— BEGIN EXERCISE MATERIALS —
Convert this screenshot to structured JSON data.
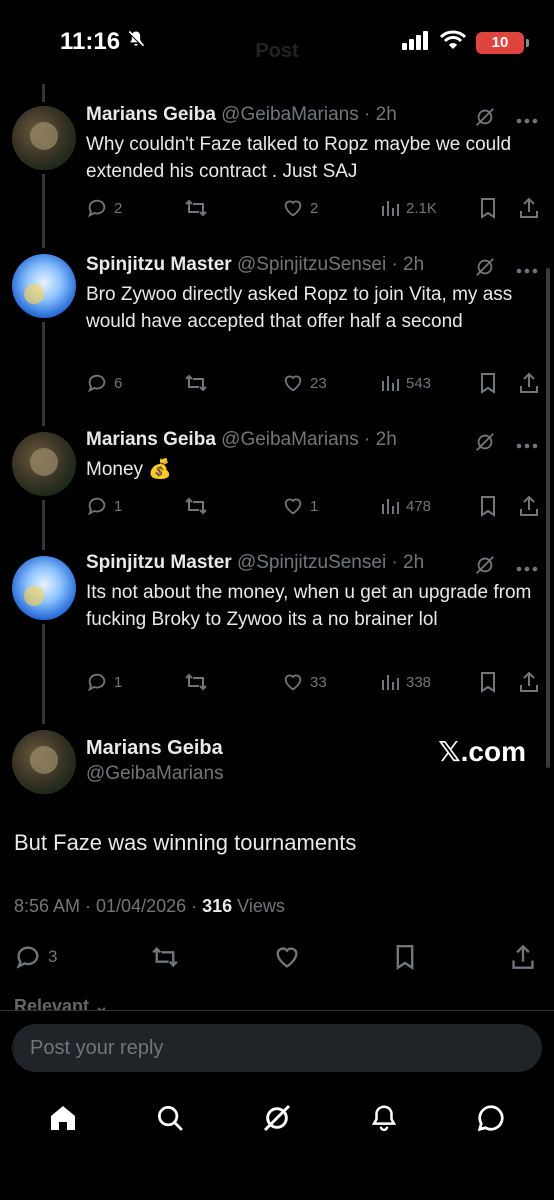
{
  "status_bar": {
    "time": "11:16",
    "battery": "10",
    "ghost_title": "Post"
  },
  "replies": [
    {
      "name": "Marians Geiba",
      "handle": "@GeibaMarians · 2h",
      "text": "Why couldn't Faze talked to Ropz maybe we could extended his contract . Just SAJ",
      "replies": "2",
      "reposts": "",
      "likes": "2",
      "views": "2.1K",
      "avatar": "marians"
    },
    {
      "name": "Spinjitzu Master",
      "handle": "@SpinjitzuSensei · 2h",
      "text": "Bro Zywoo directly asked Ropz to join Vita, my ass would have accepted that offer half a second",
      "replies": "6",
      "reposts": "",
      "likes": "23",
      "views": "543",
      "avatar": "spin"
    },
    {
      "name": "Marians Geiba",
      "handle": "@GeibaMarians · 2h",
      "text": "Money 💰",
      "replies": "1",
      "reposts": "",
      "likes": "1",
      "views": "478",
      "avatar": "marians"
    },
    {
      "name": "Spinjitzu Master",
      "handle": "@SpinjitzuSensei · 2h",
      "text": "Its not about the money, when u get an upgrade from fucking Broky to Zywoo its a no brainer lol",
      "replies": "1",
      "reposts": "",
      "likes": "33",
      "views": "338",
      "avatar": "spin"
    }
  ],
  "main_post": {
    "name": "Marians Geiba",
    "handle": "@GeibaMarians",
    "watermark": "𝕏.com",
    "text": "But Faze was winning tournaments",
    "timestamp": "8:56 AM · 01/04/2026 · ",
    "views_count": "316",
    "views_label": " Views",
    "replies": "3"
  },
  "relevant_label": "Relevant ⌄",
  "reply_box": {
    "placeholder": "Post your reply"
  },
  "tabbar": [
    "home-icon",
    "search-icon",
    "grok-icon",
    "notifications-icon",
    "messages-icon"
  ],
  "colors": {
    "background": "#000000",
    "text": "#e7e9ea",
    "muted": "#71767b",
    "battery": "#e0443e"
  }
}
— END EXERCISE MATERIALS —
WHAT YOU HAVE TO DO | Copy the listing in full and without alteration, omitting every picture.

RESULT BELOW |
Convert this screenshot to structured JSON data.
{
  "status_bar": {
    "time": "11:16",
    "battery": "10",
    "ghost_title": "Post"
  },
  "replies": [
    {
      "name": "Marians Geiba",
      "handle": "@GeibaMarians · 2h",
      "text": "Why couldn't Faze talked to Ropz maybe we could extended his contract . Just SAJ",
      "replies": "2",
      "reposts": "",
      "likes": "2",
      "views": "2.1K",
      "avatar": "marians"
    },
    {
      "name": "Spinjitzu Master",
      "handle": "@SpinjitzuSensei · 2h",
      "text": "Bro Zywoo directly asked Ropz to join Vita, my ass would have accepted that offer half a second",
      "replies": "6",
      "reposts": "",
      "likes": "23",
      "views": "543",
      "avatar": "spin"
    },
    {
      "name": "Marians Geiba",
      "handle": "@GeibaMarians · 2h",
      "text": "Money 💰",
      "replies": "1",
      "reposts": "",
      "likes": "1",
      "views": "478",
      "avatar": "marians"
    },
    {
      "name": "Spinjitzu Master",
      "handle": "@SpinjitzuSensei · 2h",
      "text": "Its not about the money, when u get an upgrade from fucking Broky to Zywoo its a no brainer lol",
      "replies": "1",
      "reposts": "",
      "likes": "33",
      "views": "338",
      "avatar": "spin"
    }
  ],
  "main_post": {
    "name": "Marians Geiba",
    "handle": "@GeibaMarians",
    "watermark": "𝕏.com",
    "text": "But Faze was winning tournaments",
    "timestamp": "8:56 AM · 01/04/2026 · ",
    "views_count": "316",
    "views_label": " Views",
    "replies": "3"
  },
  "relevant_label": "Relevant ⌄",
  "reply_box": {
    "placeholder": "Post your reply"
  },
  "tabbar": [
    "home-icon",
    "search-icon",
    "grok-icon",
    "notifications-icon",
    "messages-icon"
  ],
  "colors": {
    "background": "#000000",
    "text": "#e7e9ea",
    "muted": "#71767b",
    "battery": "#e0443e"
  }
}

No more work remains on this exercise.